- Requirement
What lines of the data include the string "الإنسانية"? Copy them all.

- Source records
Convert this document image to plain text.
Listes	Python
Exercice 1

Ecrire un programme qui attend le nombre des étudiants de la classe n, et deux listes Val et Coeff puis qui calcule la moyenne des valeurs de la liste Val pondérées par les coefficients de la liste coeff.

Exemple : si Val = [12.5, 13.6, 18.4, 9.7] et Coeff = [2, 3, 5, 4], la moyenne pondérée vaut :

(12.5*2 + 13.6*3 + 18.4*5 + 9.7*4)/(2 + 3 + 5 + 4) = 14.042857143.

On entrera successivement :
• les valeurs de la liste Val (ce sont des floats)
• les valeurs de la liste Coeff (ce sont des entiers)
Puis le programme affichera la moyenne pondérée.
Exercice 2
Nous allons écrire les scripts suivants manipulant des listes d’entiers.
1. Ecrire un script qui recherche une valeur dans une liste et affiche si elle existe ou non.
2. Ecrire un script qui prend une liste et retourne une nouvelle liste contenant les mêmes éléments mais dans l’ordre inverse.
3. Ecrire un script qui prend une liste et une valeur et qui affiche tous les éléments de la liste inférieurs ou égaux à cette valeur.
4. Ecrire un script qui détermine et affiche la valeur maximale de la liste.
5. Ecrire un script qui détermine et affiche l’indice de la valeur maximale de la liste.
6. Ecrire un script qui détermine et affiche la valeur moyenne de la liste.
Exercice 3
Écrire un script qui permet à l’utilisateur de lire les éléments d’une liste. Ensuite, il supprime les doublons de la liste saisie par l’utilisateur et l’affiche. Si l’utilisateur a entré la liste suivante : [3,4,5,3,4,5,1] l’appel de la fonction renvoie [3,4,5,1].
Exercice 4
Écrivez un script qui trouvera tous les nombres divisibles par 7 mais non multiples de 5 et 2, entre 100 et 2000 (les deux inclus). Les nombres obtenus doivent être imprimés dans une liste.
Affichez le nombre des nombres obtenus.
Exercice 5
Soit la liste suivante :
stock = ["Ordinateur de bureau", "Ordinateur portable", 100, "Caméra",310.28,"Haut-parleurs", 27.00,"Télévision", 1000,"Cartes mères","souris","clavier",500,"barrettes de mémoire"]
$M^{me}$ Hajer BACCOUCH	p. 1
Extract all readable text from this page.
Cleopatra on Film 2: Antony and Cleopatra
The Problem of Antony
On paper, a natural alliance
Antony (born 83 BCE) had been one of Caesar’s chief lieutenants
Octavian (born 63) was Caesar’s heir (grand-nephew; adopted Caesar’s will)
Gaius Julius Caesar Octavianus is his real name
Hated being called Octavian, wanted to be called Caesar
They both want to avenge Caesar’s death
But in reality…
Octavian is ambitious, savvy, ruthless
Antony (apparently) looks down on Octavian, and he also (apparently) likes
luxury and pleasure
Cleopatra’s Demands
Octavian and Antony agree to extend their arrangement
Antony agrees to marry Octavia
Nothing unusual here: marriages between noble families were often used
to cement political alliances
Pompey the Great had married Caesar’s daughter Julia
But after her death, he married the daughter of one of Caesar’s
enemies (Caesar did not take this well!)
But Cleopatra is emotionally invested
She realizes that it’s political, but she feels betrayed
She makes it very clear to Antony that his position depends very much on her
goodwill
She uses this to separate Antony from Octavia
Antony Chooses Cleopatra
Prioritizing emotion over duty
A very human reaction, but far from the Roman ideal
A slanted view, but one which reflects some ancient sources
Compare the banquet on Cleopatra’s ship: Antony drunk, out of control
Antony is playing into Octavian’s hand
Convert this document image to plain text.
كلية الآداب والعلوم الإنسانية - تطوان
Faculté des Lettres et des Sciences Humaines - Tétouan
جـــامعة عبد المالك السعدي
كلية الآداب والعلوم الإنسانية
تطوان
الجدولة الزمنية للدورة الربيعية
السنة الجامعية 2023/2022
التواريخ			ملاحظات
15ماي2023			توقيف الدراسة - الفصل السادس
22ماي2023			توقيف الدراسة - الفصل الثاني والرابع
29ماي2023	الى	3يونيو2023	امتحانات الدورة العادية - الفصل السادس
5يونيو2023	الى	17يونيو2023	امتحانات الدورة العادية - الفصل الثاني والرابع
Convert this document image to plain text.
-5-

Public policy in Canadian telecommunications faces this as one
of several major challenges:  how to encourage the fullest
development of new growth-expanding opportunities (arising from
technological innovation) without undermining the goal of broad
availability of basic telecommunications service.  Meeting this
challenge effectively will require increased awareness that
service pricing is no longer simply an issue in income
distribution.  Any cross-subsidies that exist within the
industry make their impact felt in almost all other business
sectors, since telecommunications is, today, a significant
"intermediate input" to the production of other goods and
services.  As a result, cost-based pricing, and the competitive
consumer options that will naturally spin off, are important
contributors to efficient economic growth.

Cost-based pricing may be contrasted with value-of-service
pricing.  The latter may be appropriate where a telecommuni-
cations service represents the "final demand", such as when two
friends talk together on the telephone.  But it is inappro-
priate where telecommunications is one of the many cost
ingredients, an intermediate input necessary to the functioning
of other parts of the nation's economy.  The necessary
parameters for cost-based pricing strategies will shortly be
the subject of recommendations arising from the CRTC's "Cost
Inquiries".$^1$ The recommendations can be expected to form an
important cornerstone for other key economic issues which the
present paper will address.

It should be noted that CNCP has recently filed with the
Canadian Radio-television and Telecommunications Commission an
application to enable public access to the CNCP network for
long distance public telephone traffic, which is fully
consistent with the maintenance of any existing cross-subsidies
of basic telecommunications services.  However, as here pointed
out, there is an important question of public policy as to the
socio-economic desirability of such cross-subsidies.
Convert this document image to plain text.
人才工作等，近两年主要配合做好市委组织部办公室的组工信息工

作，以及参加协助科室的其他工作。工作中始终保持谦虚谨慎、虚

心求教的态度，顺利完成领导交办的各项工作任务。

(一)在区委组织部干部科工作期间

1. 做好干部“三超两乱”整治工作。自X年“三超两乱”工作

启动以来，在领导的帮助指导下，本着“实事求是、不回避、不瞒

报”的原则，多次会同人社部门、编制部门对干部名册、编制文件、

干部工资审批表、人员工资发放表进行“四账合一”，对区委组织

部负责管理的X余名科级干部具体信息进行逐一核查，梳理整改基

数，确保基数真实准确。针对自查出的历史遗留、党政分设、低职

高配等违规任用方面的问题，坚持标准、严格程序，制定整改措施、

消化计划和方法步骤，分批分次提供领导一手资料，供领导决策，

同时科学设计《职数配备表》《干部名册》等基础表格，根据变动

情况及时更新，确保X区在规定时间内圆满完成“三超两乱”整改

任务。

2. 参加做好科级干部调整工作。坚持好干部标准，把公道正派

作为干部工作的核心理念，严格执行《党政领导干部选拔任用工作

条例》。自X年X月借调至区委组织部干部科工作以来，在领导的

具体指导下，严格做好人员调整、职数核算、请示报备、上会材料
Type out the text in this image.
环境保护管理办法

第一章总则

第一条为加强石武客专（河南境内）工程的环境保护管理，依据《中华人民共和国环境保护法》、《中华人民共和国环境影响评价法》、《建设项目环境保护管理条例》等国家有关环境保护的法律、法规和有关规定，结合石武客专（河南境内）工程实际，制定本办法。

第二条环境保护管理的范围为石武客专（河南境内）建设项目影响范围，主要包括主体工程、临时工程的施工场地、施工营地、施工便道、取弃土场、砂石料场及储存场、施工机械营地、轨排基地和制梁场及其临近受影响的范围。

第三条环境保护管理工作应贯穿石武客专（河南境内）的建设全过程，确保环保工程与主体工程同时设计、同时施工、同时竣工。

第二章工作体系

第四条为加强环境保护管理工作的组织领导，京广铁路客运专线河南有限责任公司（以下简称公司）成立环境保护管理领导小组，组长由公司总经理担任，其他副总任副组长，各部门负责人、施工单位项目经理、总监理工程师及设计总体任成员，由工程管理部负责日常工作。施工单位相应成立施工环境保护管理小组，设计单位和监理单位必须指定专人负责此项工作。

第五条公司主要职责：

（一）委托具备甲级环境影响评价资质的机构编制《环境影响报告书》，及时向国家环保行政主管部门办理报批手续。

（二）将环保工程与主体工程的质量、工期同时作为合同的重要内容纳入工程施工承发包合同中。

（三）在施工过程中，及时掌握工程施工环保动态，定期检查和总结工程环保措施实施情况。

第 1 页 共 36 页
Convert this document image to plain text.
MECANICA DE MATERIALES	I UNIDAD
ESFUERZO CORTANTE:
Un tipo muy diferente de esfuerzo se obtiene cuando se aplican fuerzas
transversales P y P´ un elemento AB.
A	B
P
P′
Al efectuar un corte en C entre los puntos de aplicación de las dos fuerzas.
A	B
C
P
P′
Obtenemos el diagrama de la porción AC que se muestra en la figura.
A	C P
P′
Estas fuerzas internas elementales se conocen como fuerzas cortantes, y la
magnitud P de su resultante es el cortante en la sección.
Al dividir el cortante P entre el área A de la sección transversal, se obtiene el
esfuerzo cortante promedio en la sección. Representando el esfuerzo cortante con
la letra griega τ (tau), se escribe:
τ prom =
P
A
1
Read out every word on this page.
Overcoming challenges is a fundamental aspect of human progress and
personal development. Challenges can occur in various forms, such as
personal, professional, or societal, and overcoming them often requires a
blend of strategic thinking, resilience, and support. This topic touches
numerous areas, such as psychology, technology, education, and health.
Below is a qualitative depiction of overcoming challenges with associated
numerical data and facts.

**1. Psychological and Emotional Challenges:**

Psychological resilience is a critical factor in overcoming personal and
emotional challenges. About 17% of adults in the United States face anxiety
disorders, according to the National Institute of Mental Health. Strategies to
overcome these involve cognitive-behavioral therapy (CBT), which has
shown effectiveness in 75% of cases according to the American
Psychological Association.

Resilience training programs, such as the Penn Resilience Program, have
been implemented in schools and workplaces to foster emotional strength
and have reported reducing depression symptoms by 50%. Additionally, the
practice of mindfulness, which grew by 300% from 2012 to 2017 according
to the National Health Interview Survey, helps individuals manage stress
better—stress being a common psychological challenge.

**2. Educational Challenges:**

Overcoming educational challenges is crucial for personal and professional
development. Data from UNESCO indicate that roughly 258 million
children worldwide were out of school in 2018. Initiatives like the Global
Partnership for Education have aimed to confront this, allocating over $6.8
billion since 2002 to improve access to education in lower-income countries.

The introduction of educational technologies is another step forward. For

- Solution for this task
كلية الآداب والعلوم الإنسانية - تطوان
كلية الآداب والعلوم الإنسانية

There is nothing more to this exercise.